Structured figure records
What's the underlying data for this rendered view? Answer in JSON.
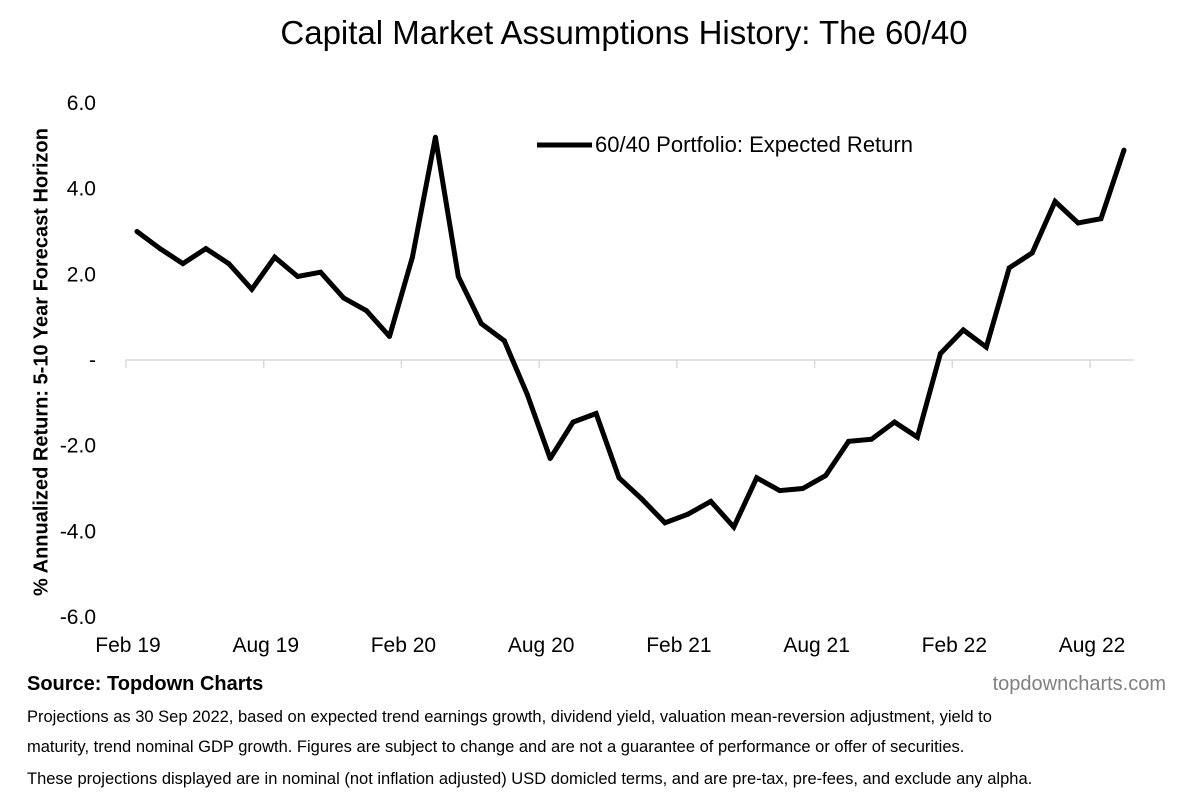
{
  "chart_data": {
    "type": "line",
    "title": "Capital Market Assumptions History: The 60/40",
    "ylabel": "% Annualized Return: 5-10 Year Forecast Horizon",
    "xlabel": "",
    "ylim": [
      -6.0,
      6.0
    ],
    "ytick_values": [
      6,
      4,
      2,
      0,
      -2,
      -4,
      -6
    ],
    "ytick_labels": [
      "6.0",
      "4.0",
      "2.0",
      "-",
      "-2.0",
      "-4.0",
      "-6.0"
    ],
    "xtick_labels": [
      "Feb 19",
      "Aug 19",
      "Feb 20",
      "Aug 20",
      "Feb 21",
      "Aug 21",
      "Feb 22",
      "Aug 22"
    ],
    "xtick_index": [
      0,
      6,
      12,
      18,
      24,
      30,
      36,
      42
    ],
    "legend_position": "top-center",
    "series": [
      {
        "name": "60/40 Portfolio: Expected Return",
        "color": "#000000",
        "values": [
          3.0,
          2.6,
          2.25,
          2.6,
          2.25,
          1.65,
          2.4,
          1.95,
          2.05,
          1.45,
          1.15,
          0.55,
          2.4,
          5.2,
          1.95,
          0.85,
          0.45,
          -0.8,
          -2.3,
          -1.45,
          -1.25,
          -2.75,
          -3.25,
          -3.8,
          -3.6,
          -3.3,
          -3.9,
          -2.75,
          -3.05,
          -3.0,
          -2.7,
          -1.9,
          -1.85,
          -1.45,
          -1.8,
          0.15,
          0.7,
          0.3,
          2.15,
          2.5,
          3.7,
          3.2,
          3.3,
          4.9
        ]
      }
    ]
  },
  "source_label": "Source: Topdown Charts",
  "watermark": "topdowncharts.com",
  "notes": [
    "Projections as 30 Sep 2022, based on expected trend earnings growth, dividend yield, valuation mean-reversion adjustment, yield to",
    "maturity, trend nominal GDP growth.  Figures are subject to change and are not a guarantee of performance or offer of securities.",
    "These projections displayed are in nominal (not inflation adjusted) USD domicled terms, and are pre-tax, pre-fees, and exclude any alpha."
  ]
}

Requirements >>
Select the lines from the entries that include the word "trend".

Complete response >>
    "Projections as 30 Sep 2022, based on expected trend earnings growth, dividend yield, valuation mean-reversion adjustment, yield to",
    "maturity, trend nominal GDP growth.  Figures are subject to change and are not a guarantee of performance or offer of securities.",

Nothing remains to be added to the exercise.